## Work request 1
Using the passage on complementary therapies for breast cancer, explain why more than 30 interventions received only a "C" grade.
## Work request 2
Continue the passage on complementary therapies for breast cancer from where it stops.

Meditation, yoga, and relaxation with guided imagery were found to have the strongest evidence supporting their use. They received an “A” grade and are recommended for routine use for anxiety and other mood disorders common to breast cancer patients. The same practices received a “B” grade for reducing stress, depression, and fatigue, but are also endorsed for most breast cancer patients.

Acupuncture received a “B” grade for controlling chemotherapy induced nausea and vomiting and can be recommended to most patients, as did acupressure. Likewise music therapy was found to reduce anxiety and improve mood.

More than 30 interventions, including some natural products and acupuncture for other conditions, had weaker evidence of benefit due to either small study sizes or conflicting study results, and received a “C” grade.

These included qigong, healing touch and mistletoe for improving mood and quality of life.

Seven other therapies were deemed unlikely to provide any benefit and are not recommended. One therapy was found to be harmful: acetyl-l-carnitine, which is marketed to prevent chemotherapy-related neuropathy, and actually appeared to increase the risk for the condition.

Results of the review are published online in the Journal of the National Cancer Institute Monographs.

New criteria

To conduct their analysis, the researchers used a set of nine biomedical publication databases to review randomized controlled clinical trials conducted from 1990 through 2013 among breast cancer patients that tested complementary therapies together with standard cancer care – defined as surgery, chemotherapy, radiation therapy, and hormonal therapy.

Based on a set of guidelines developed by the Institute of Medicine, the researchers considered the magnitude and type of benefit and harm along with trial quality and size. Of 4,900 research articles reviewed, 203 met the criteria for the final analysis. Recommendations were organised by clinical outcome and graded using the US Preventive Services Task Force grading system.

“Most breast cancer patients have experimented with integrative therapies to manage symptoms and improve quality of life. But of the dozens of products and practices marketed to patients, we found evidence that only a handful currently have a strong evidence base,” said Heather Greenlee, ND, PhD, assistant professor of Epidemiology at Columbia’s Mailman School of Public Health and president of the Society for Integrative Oncology and lead researcher for the study.

## Provided records
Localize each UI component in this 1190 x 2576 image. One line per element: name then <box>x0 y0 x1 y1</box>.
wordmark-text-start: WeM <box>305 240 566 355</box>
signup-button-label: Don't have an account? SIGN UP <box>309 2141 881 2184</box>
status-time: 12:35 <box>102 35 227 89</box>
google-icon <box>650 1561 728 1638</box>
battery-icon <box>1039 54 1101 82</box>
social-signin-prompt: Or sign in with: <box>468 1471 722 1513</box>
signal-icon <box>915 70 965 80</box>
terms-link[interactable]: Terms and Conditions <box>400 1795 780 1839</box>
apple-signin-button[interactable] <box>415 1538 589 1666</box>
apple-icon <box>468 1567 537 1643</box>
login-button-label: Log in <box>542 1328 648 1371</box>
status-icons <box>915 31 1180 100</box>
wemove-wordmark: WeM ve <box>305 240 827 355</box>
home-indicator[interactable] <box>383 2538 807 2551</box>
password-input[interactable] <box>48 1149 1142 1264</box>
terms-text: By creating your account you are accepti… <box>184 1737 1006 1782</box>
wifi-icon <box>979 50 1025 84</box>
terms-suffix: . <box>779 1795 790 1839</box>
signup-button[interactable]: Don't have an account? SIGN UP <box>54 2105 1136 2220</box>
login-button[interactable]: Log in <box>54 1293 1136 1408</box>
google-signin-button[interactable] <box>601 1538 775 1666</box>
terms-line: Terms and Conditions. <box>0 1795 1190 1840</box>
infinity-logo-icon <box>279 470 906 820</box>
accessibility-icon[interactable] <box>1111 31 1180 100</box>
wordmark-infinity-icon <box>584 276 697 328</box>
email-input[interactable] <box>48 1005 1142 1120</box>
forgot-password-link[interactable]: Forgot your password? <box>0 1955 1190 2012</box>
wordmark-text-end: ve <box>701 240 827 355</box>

## Answer space 1
More than 30 interventions, including some natural products and acupuncture for other conditions, got a "C" grade because their evidence of benefit was weaker. That weakness came from small study sizes or from conflicting study results.

## Answer space 2
More information needed

A number of interventions did not have sufficient evidence to support specific recommendations. “This does not mean that they don’t work, this means that we don’t yet know if they work, in what form, or what dose is the most effective. The vast majority of therapies require further investigation through well-designed controlled clinical trials,” said Dr. Greenlee.

“A challenge in assessing the safety and effectiveness of complementary therapies was the lack of standardisation of interventions across trials using similar therapeutic approaches,” said Debu Tripathy, MD, professor and chair of breast medical oncology at MD Anderson Cancer Center.

“In addition, some integrative therapies are applied in a variety of settings – early versus advanced stages of disease and a spectrum of symptom severity – such that the clinical criteria for using some therapies may not be straightforward.”

While not the final word on complementary therapies – many types of therapy were not studied or there was simply too little research to include them – the researchers also found that many of the complementary therapies were low risk, and so the lack of means to measure them may not greatly influence their clinical application.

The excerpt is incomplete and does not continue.